_EXERCISE DIRECTIONS_
Determine the number of lines that have the string "Said" in them, and give only that number.

_Data listing_
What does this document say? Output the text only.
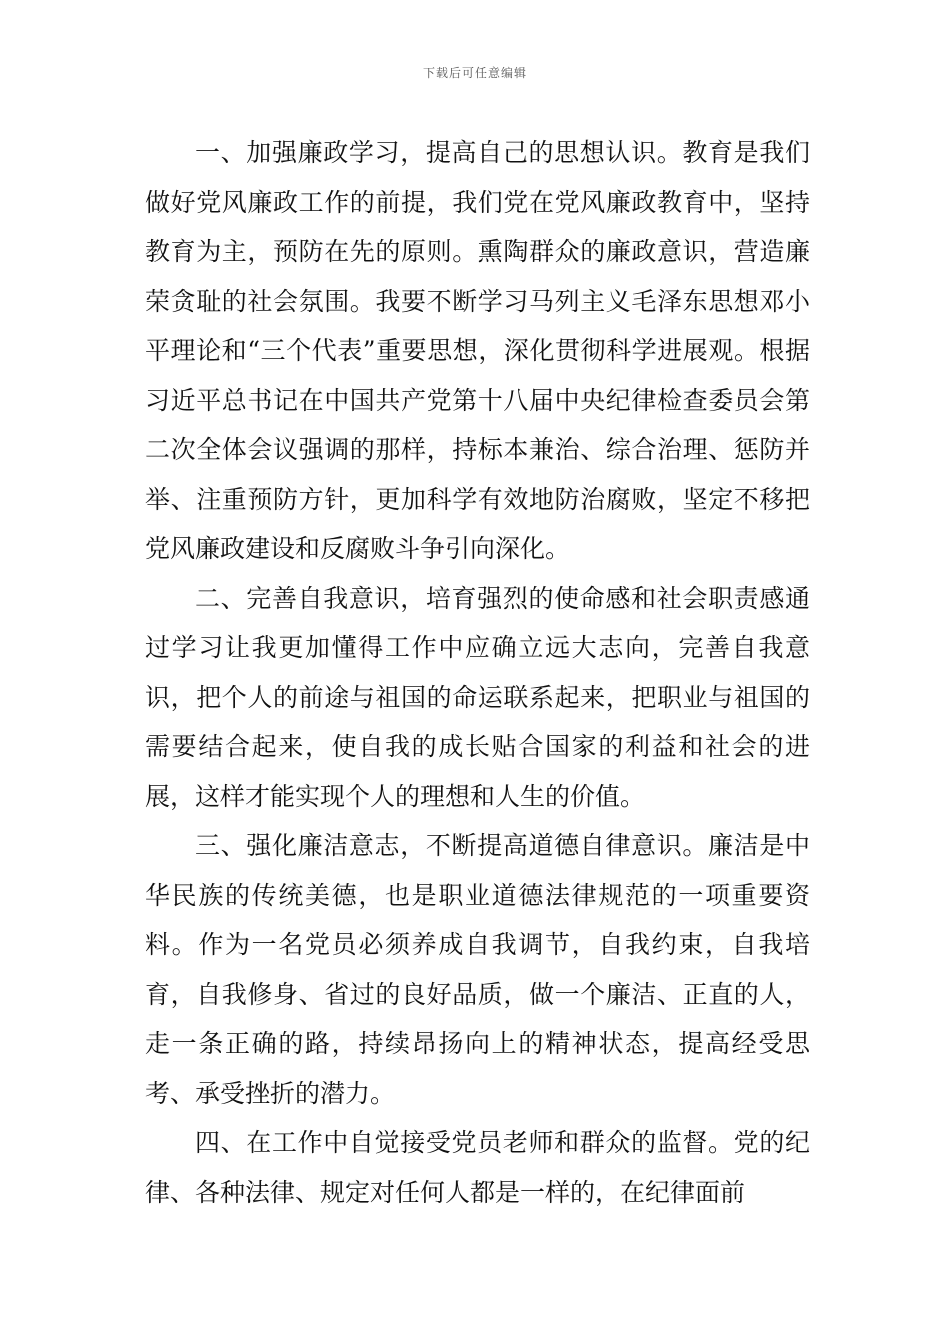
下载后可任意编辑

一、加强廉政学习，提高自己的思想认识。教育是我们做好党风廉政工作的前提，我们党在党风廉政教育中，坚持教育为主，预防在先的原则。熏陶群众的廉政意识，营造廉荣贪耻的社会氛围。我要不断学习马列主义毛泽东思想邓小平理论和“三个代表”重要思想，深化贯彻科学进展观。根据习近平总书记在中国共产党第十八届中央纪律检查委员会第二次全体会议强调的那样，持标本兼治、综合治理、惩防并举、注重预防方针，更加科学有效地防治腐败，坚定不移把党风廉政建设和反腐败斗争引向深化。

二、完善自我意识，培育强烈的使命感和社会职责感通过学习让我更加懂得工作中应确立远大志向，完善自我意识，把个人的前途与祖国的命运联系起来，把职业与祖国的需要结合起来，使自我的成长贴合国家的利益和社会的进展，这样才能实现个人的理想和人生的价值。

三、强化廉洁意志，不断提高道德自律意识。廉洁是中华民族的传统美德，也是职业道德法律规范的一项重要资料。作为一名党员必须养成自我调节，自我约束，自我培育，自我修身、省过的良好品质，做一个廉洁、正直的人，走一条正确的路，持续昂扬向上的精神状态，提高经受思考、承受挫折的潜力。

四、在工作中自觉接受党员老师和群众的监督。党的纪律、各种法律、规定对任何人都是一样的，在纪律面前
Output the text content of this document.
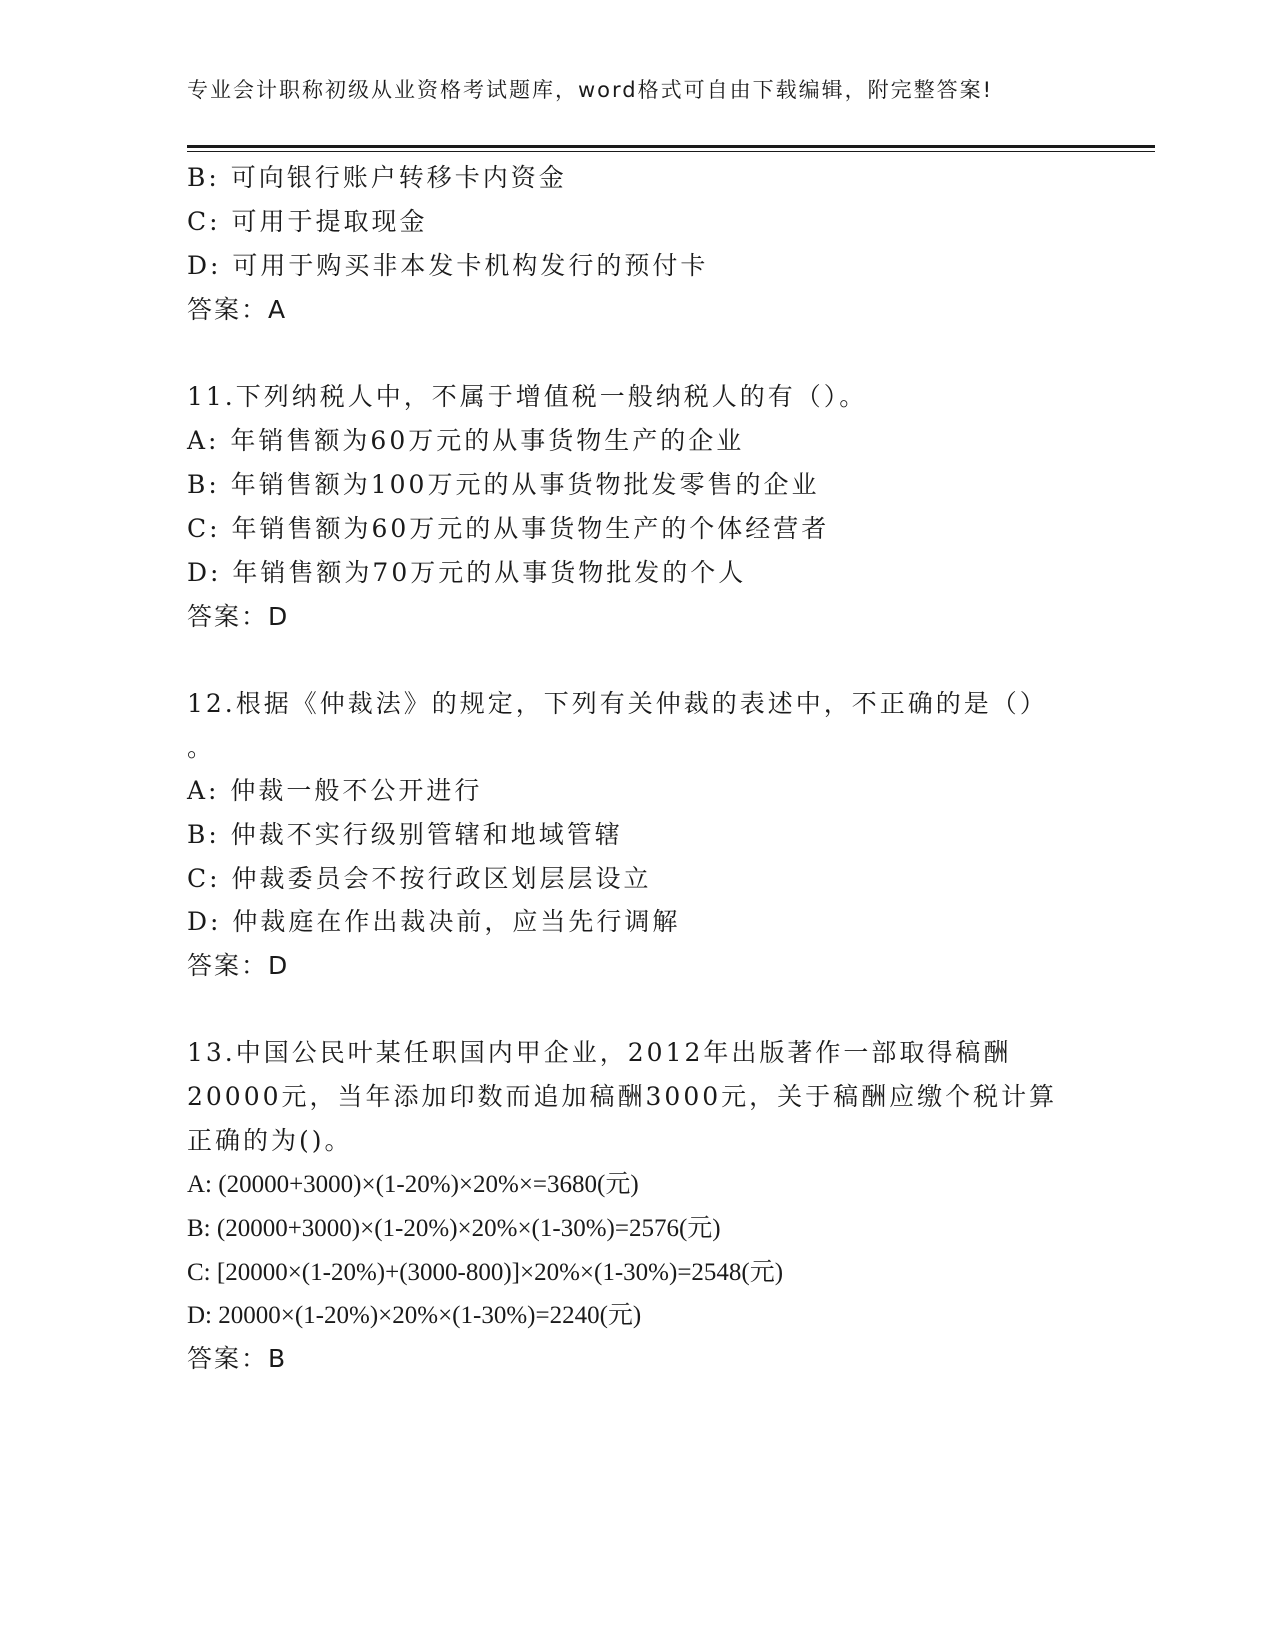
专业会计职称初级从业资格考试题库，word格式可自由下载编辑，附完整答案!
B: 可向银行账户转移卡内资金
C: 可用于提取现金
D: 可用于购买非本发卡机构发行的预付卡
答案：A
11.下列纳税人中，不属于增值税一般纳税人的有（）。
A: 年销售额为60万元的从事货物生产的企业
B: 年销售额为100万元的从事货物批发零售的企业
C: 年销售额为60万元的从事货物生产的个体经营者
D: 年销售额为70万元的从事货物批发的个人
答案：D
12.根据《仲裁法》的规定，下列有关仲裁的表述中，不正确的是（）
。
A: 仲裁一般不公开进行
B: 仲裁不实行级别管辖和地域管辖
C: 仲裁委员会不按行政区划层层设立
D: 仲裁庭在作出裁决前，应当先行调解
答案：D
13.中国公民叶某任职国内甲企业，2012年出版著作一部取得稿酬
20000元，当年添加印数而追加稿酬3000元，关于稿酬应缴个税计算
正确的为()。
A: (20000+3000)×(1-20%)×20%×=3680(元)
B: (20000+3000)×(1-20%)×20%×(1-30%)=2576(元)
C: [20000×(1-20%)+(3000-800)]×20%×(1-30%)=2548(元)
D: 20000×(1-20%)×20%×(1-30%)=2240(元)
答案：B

==

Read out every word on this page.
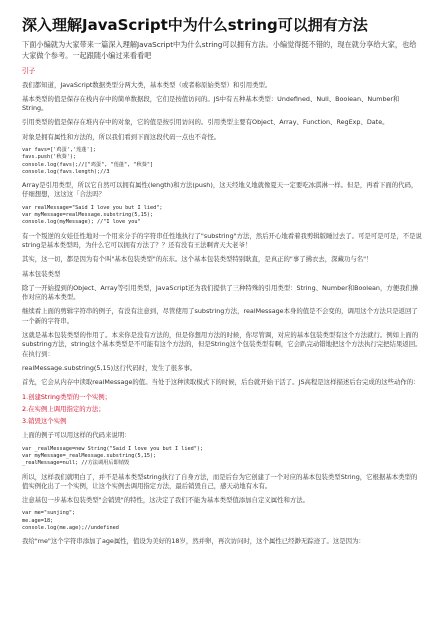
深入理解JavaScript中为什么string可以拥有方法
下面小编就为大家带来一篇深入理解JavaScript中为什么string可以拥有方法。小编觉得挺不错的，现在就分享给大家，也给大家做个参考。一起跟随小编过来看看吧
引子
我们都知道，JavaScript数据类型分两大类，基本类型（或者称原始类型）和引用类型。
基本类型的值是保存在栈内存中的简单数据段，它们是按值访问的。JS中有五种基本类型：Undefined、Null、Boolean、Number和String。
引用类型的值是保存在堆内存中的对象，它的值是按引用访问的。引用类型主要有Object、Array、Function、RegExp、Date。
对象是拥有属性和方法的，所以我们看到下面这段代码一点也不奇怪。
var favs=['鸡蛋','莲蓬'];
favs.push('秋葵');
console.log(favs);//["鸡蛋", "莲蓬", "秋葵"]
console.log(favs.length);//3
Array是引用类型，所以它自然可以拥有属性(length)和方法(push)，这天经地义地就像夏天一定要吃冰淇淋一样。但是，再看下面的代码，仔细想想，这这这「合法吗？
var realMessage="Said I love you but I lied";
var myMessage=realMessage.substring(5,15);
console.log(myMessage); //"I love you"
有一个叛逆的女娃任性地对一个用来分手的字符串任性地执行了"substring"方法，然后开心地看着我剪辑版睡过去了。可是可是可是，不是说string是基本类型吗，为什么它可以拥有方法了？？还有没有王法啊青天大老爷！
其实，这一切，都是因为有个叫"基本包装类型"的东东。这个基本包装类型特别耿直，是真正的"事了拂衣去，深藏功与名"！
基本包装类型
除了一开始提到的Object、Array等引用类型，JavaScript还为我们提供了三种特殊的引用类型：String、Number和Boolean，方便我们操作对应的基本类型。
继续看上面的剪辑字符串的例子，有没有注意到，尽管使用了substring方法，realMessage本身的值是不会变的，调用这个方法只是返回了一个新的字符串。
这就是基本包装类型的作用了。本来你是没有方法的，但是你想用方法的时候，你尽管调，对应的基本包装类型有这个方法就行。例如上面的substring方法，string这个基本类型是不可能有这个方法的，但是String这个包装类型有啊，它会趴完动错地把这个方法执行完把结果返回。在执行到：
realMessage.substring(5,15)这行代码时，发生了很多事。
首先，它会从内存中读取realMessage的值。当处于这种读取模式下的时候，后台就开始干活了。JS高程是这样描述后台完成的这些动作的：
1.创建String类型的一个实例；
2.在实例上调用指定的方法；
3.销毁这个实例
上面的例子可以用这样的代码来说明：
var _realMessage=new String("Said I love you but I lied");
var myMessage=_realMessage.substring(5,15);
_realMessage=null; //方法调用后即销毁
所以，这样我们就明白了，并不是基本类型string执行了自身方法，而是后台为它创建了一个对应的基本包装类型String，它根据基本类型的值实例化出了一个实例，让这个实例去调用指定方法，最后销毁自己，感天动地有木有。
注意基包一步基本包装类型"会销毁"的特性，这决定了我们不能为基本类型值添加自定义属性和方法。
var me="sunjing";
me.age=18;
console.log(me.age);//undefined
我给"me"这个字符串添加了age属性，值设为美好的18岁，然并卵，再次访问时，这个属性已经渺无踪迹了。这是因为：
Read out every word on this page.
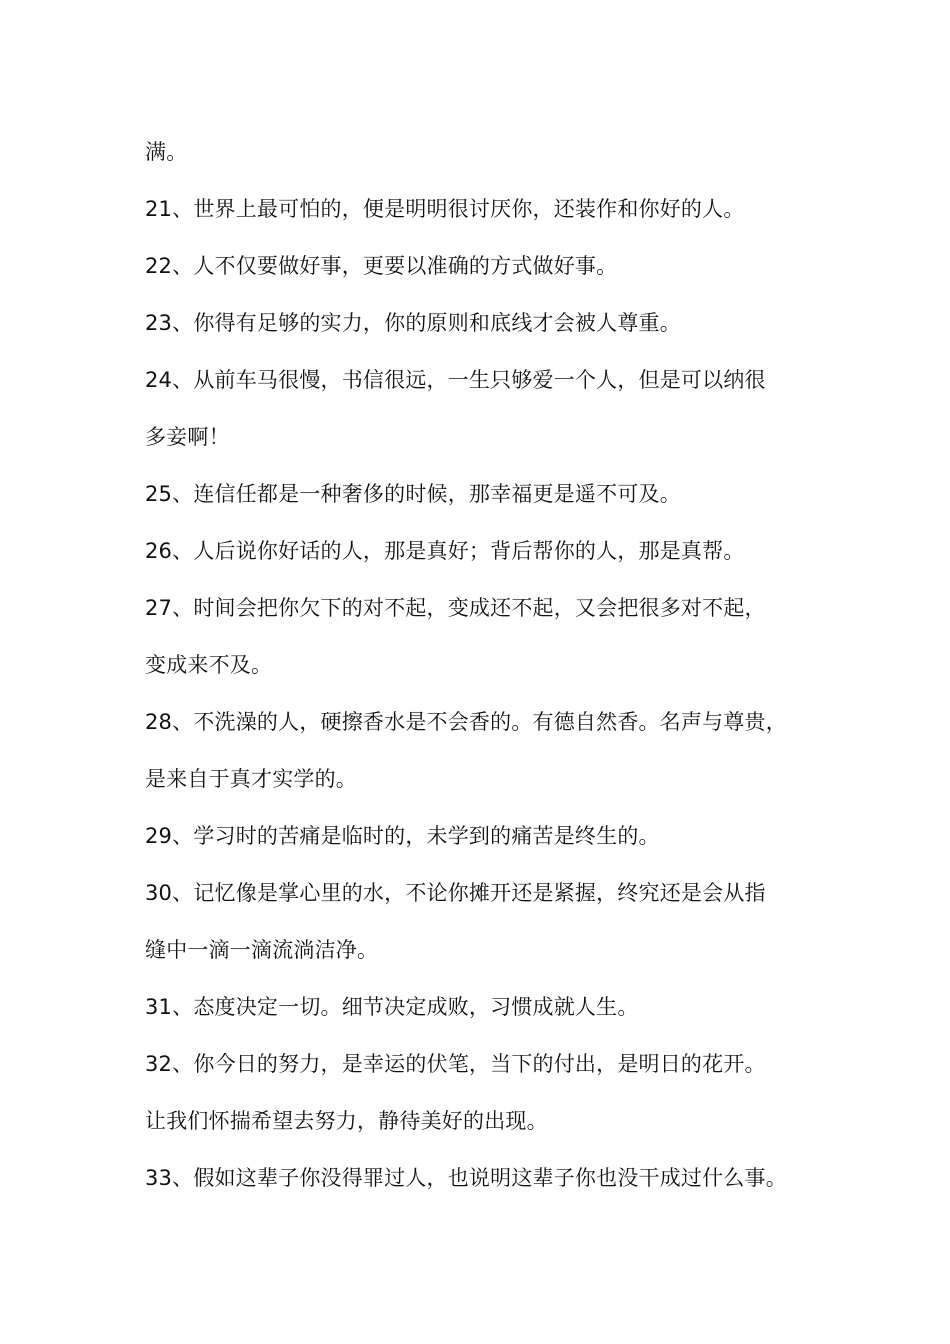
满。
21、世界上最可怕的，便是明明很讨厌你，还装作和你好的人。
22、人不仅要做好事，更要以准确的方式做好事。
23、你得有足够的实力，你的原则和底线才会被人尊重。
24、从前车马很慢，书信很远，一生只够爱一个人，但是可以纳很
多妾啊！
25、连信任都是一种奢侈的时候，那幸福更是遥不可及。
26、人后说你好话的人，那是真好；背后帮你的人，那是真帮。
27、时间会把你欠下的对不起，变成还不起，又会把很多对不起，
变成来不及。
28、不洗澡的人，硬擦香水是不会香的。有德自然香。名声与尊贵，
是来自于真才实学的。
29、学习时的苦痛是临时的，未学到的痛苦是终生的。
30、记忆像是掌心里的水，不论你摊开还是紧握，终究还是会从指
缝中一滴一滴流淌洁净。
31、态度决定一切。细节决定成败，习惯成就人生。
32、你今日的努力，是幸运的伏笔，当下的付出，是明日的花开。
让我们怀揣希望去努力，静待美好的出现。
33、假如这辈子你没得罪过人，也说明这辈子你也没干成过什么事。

_THE RESULT_
2